== SHORT EXERCISE ==
Can you give all the records again without altering a single character?

·····

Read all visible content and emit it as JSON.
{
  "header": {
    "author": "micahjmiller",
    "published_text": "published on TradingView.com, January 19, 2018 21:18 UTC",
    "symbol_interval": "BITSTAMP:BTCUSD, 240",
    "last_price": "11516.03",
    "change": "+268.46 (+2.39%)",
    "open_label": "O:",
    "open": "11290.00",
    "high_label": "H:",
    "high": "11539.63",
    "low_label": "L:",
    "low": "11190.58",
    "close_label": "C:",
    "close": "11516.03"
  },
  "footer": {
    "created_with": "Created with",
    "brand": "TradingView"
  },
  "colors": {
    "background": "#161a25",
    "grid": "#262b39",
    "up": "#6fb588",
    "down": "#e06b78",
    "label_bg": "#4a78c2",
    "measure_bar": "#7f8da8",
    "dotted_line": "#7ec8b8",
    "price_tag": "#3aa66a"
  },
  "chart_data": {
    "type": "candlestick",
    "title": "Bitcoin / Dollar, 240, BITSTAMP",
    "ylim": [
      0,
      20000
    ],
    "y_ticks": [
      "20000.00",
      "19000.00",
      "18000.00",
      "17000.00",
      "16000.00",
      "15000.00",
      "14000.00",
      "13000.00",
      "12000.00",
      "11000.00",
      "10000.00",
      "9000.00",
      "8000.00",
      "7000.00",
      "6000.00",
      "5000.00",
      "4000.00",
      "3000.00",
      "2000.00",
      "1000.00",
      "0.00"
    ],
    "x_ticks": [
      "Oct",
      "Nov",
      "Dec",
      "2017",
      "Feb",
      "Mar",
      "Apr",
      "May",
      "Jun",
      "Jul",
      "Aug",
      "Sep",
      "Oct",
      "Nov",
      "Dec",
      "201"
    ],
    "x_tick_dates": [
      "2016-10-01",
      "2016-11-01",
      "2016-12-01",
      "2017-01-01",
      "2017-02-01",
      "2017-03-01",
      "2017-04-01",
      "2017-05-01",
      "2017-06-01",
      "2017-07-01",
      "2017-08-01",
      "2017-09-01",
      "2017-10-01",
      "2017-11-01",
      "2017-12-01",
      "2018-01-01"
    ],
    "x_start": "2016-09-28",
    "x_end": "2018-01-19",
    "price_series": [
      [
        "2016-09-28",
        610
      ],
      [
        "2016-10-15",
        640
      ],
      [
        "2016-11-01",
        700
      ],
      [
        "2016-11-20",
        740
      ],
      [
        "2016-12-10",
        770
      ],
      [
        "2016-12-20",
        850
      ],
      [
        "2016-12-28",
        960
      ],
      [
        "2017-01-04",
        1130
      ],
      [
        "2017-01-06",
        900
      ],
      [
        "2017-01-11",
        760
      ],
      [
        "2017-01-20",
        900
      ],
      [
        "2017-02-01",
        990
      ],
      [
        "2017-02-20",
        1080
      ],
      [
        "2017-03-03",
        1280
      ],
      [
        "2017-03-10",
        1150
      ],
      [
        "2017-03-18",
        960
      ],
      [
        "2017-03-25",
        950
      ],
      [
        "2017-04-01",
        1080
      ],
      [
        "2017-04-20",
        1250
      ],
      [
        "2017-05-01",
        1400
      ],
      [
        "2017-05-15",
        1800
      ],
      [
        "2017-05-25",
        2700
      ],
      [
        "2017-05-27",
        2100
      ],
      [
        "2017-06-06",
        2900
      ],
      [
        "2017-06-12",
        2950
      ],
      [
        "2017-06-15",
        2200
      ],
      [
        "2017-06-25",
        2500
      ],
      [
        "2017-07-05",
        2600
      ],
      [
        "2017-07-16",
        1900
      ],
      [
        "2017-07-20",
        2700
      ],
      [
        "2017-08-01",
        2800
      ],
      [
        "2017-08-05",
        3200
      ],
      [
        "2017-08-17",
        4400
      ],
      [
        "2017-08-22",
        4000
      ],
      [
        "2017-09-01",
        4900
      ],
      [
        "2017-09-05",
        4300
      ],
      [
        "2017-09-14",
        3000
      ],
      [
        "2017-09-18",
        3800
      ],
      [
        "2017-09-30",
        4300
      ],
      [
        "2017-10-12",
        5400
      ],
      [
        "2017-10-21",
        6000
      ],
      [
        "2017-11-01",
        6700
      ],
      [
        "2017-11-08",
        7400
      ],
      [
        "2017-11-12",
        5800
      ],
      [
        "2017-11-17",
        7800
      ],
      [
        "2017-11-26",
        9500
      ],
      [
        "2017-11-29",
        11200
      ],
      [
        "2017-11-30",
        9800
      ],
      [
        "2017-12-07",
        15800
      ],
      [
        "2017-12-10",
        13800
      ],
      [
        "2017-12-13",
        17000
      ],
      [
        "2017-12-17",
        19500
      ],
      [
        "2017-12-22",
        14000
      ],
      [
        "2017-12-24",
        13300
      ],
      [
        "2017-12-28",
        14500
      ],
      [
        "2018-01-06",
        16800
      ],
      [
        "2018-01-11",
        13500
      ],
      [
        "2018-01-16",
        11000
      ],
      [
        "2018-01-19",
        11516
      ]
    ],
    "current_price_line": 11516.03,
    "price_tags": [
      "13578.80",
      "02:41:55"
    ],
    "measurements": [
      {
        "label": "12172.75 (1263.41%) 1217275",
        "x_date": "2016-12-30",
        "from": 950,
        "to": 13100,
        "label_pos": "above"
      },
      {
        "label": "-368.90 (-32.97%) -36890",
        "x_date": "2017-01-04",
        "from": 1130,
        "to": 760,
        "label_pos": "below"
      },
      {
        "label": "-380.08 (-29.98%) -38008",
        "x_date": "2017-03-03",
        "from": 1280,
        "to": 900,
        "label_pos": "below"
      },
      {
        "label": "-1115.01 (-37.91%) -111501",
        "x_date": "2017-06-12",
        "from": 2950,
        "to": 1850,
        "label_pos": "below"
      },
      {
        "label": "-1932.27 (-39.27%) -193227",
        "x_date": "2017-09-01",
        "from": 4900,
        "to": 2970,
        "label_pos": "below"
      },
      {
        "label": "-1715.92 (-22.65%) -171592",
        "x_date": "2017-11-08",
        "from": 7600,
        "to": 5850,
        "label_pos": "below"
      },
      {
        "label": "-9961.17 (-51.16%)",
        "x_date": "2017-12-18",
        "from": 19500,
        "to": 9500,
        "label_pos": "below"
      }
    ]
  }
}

·····

== ANSWER TO THE EXERCISE ==
Read all visible content and emit it as JSON.
{
  "header": {
    "author": "micahjmiller",
    "published_text": "published on TradingView.com, January 19, 2018 21:18 UTC",
    "symbol_interval": "BITSTAMP:BTCUSD, 240",
    "last_price": "11516.03",
    "change": "+268.46 (+2.39%)",
    "open_label": "O:",
    "open": "11290.00",
    "high_label": "H:",
    "high": "11539.63",
    "low_label": "L:",
    "low": "11190.58",
    "close_label": "C:",
    "close": "11516.03"
  },
  "footer": {
    "created_with": "Created with",
    "brand": "TradingView"
  },
  "colors": {
    "background": "#161a25",
    "grid": "#262b39",
    "up": "#6fb588",
    "down": "#e06b78",
    "label_bg": "#4a78c2",
    "measure_bar": "#7f8da8",
    "dotted_line": "#7ec8b8",
    "price_tag": "#3aa66a"
  },
  "chart_data": {
    "type": "candlestick",
    "title": "Bitcoin / Dollar, 240, BITSTAMP",
    "ylim": [
      0,
      20000
    ],
    "y_ticks": [
      "20000.00",
      "19000.00",
      "18000.00",
      "17000.00",
      "16000.00",
      "15000.00",
      "14000.00",
      "13000.00",
      "12000.00",
      "11000.00",
      "10000.00",
      "9000.00",
      "8000.00",
      "7000.00",
      "6000.00",
      "5000.00",
      "4000.00",
      "3000.00",
      "2000.00",
      "1000.00",
      "0.00"
    ],
    "x_ticks": [
      "Oct",
      "Nov",
      "Dec",
      "2017",
      "Feb",
      "Mar",
      "Apr",
      "May",
      "Jun",
      "Jul",
      "Aug",
      "Sep",
      "Oct",
      "Nov",
      "Dec",
      "201"
    ],
    "x_tick_dates": [
      "2016-10-01",
      "2016-11-01",
      "2016-12-01",
      "2017-01-01",
      "2017-02-01",
      "2017-03-01",
      "2017-04-01",
      "2017-05-01",
      "2017-06-01",
      "2017-07-01",
      "2017-08-01",
      "2017-09-01",
      "2017-10-01",
      "2017-11-01",
      "2017-12-01",
      "2018-01-01"
    ],
    "x_start": "2016-09-28",
    "x_end": "2018-01-19",
    "price_series": [
      [
        "2016-09-28",
        610
      ],
      [
        "2016-10-15",
        640
      ],
      [
        "2016-11-01",
        700
      ],
      [
        "2016-11-20",
        740
      ],
      [
        "2016-12-10",
        770
      ],
      [
        "2016-12-20",
        850
      ],
      [
        "2016-12-28",
        960
      ],
      [
        "2017-01-04",
        1130
      ],
      [
        "2017-01-06",
        900
      ],
      [
        "2017-01-11",
        760
      ],
      [
        "2017-01-20",
        900
      ],
      [
        "2017-02-01",
        990
      ],
      [
        "2017-02-20",
        1080
      ],
      [
        "2017-03-03",
        1280
      ],
      [
        "2017-03-10",
        1150
      ],
      [
        "2017-03-18",
        960
      ],
      [
        "2017-03-25",
        950
      ],
      [
        "2017-04-01",
        1080
      ],
      [
        "2017-04-20",
        1250
      ],
      [
        "2017-05-01",
        1400
      ],
      [
        "2017-05-15",
        1800
      ],
      [
        "2017-05-25",
        2700
      ],
      [
        "2017-05-27",
        2100
      ],
      [
        "2017-06-06",
        2900
      ],
      [
        "2017-06-12",
        2950
      ],
      [
        "2017-06-15",
        2200
      ],
      [
        "2017-06-25",
        2500
      ],
      [
        "2017-07-05",
        2600
      ],
      [
        "2017-07-16",
        1900
      ],
      [
        "2017-07-20",
        2700
      ],
      [
        "2017-08-01",
        2800
      ],
      [
        "2017-08-05",
        3200
      ],
      [
        "2017-08-17",
        4400
      ],
      [
        "2017-08-22",
        4000
      ],
      [
        "2017-09-01",
        4900
      ],
      [
        "2017-09-05",
        4300
      ],
      [
        "2017-09-14",
        3000
      ],
      [
        "2017-09-18",
        3800
      ],
      [
        "2017-09-30",
        4300
      ],
      [
        "2017-10-12",
        5400
      ],
      [
        "2017-10-21",
        6000
      ],
      [
        "2017-11-01",
        6700
      ],
      [
        "2017-11-08",
        7400
      ],
      [
        "2017-11-12",
        5800
      ],
      [
        "2017-11-17",
        7800
      ],
      [
        "2017-11-26",
        9500
      ],
      [
        "2017-11-29",
        11200
      ],
      [
        "2017-11-30",
        9800
      ],
      [
        "2017-12-07",
        15800
      ],
      [
        "2017-12-10",
        13800
      ],
      [
        "2017-12-13",
        17000
      ],
      [
        "2017-12-17",
        19500
      ],
      [
        "2017-12-22",
        14000
      ],
      [
        "2017-12-24",
        13300
      ],
      [
        "2017-12-28",
        14500
      ],
      [
        "2018-01-06",
        16800
      ],
      [
        "2018-01-11",
        13500
      ],
      [
        "2018-01-16",
        11000
      ],
      [
        "2018-01-19",
        11516
      ]
    ],
    "current_price_line": 11516.03,
    "price_tags": [
      "13578.80",
      "02:41:55"
    ],
    "measurements": [
      {
        "label": "12172.75 (1263.41%) 1217275",
        "x_date": "2016-12-30",
        "from": 950,
        "to": 13100,
        "label_pos": "above"
      },
      {
        "label": "-368.90 (-32.97%) -36890",
        "x_date": "2017-01-04",
        "from": 1130,
        "to": 760,
        "label_pos": "below"
      },
      {
        "label": "-380.08 (-29.98%) -38008",
        "x_date": "2017-03-03",
        "from": 1280,
        "to": 900,
        "label_pos": "below"
      },
      {
        "label": "-1115.01 (-37.91%) -111501",
        "x_date": "2017-06-12",
        "from": 2950,
        "to": 1850,
        "label_pos": "below"
      },
      {
        "label": "-1932.27 (-39.27%) -193227",
        "x_date": "2017-09-01",
        "from": 4900,
        "to": 2970,
        "label_pos": "below"
      },
      {
        "label": "-1715.92 (-22.65%) -171592",
        "x_date": "2017-11-08",
        "from": 7600,
        "to": 5850,
        "label_pos": "below"
      },
      {
        "label": "-9961.17 (-51.16%)",
        "x_date": "2017-12-18",
        "from": 19500,
        "to": 9500,
        "label_pos": "below"
      }
    ]
  }
}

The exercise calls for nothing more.